— start DATA FOR THIS EXERCISE —
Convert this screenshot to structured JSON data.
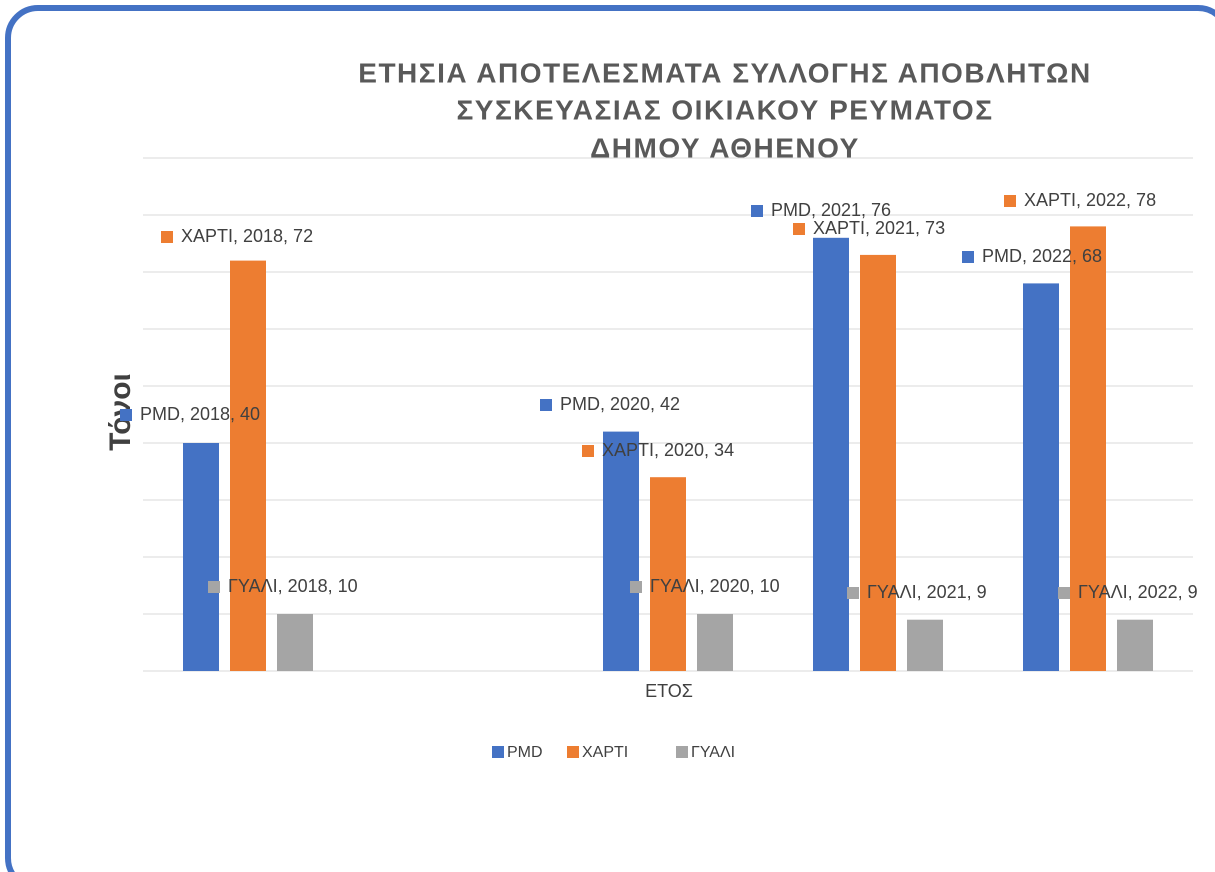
{
  "chart_data": {
    "type": "bar",
    "title": [
      "ΕΤΗΣΙΑ ΑΠΟΤΕΛΕΣΜΑΤΑ ΣΥΛΛΟΓΗΣ ΑΠΟΒΛΗΤΩΝ",
      "ΣΥΣΚΕΥΑΣΙΑΣ ΟΙΚΙΑΚΟΥ ΡΕΥΜΑΤΟΣ",
      "ΔΗΜΟΥ ΑΘΗΕΝΟΥ"
    ],
    "x_label": "ΕΤΟΣ",
    "y_label": "Τόνοι",
    "series": [
      {
        "name": "PMD",
        "color": "#4472c4",
        "values": [
          40,
          null,
          42,
          76,
          68
        ],
        "value_labels": [
          "PMD, 2018, 40",
          null,
          "PMD, 2020, 42",
          "PMD, 2021, 76",
          "PMD, 2022, 68"
        ]
      },
      {
        "name": "ΧΑΡΤΙ",
        "color": "#ed7d31",
        "values": [
          72,
          null,
          34,
          73,
          78
        ],
        "value_labels": [
          "ΧΑΡΤΙ, 2018, 72",
          null,
          "ΧΑΡΤΙ, 2020, 34",
          "ΧΑΡΤΙ, 2021, 73",
          "ΧΑΡΤΙ, 2022, 78"
        ]
      },
      {
        "name": "ΓΥΑΛΙ",
        "color": "#a5a5a5",
        "values": [
          10,
          null,
          10,
          9,
          9
        ],
        "value_labels": [
          "ΓΥΑΛΙ, 2018, 10",
          null,
          "ΓΥΑΛΙ, 2020, 10",
          "ΓΥΑΛΙ, 2021, 9",
          "ΓΥΑΛΙ, 2022, 9"
        ]
      }
    ],
    "ylim": [
      0,
      90
    ],
    "yticks": [
      0,
      10,
      20,
      30,
      40,
      50,
      60,
      70,
      80,
      90
    ],
    "grid": true,
    "legend": "bottom"
  }
}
— end DATA FOR THIS EXERCISE —
Repeat the data above exactly, but not the pictures.

Convert this screenshot to structured JSON data.
{
  "chart_data": {
    "type": "bar",
    "title": [
      "ΕΤΗΣΙΑ ΑΠΟΤΕΛΕΣΜΑΤΑ ΣΥΛΛΟΓΗΣ ΑΠΟΒΛΗΤΩΝ",
      "ΣΥΣΚΕΥΑΣΙΑΣ ΟΙΚΙΑΚΟΥ ΡΕΥΜΑΤΟΣ",
      "ΔΗΜΟΥ ΑΘΗΕΝΟΥ"
    ],
    "x_label": "ΕΤΟΣ",
    "y_label": "Τόνοι",
    "series": [
      {
        "name": "PMD",
        "color": "#4472c4",
        "values": [
          40,
          null,
          42,
          76,
          68
        ],
        "value_labels": [
          "PMD, 2018, 40",
          null,
          "PMD, 2020, 42",
          "PMD, 2021, 76",
          "PMD, 2022, 68"
        ]
      },
      {
        "name": "ΧΑΡΤΙ",
        "color": "#ed7d31",
        "values": [
          72,
          null,
          34,
          73,
          78
        ],
        "value_labels": [
          "ΧΑΡΤΙ, 2018, 72",
          null,
          "ΧΑΡΤΙ, 2020, 34",
          "ΧΑΡΤΙ, 2021, 73",
          "ΧΑΡΤΙ, 2022, 78"
        ]
      },
      {
        "name": "ΓΥΑΛΙ",
        "color": "#a5a5a5",
        "values": [
          10,
          null,
          10,
          9,
          9
        ],
        "value_labels": [
          "ΓΥΑΛΙ, 2018, 10",
          null,
          "ΓΥΑΛΙ, 2020, 10",
          "ΓΥΑΛΙ, 2021, 9",
          "ΓΥΑΛΙ, 2022, 9"
        ]
      }
    ],
    "ylim": [
      0,
      90
    ],
    "yticks": [
      0,
      10,
      20,
      30,
      40,
      50,
      60,
      70,
      80,
      90
    ],
    "grid": true,
    "legend": "bottom"
  }
}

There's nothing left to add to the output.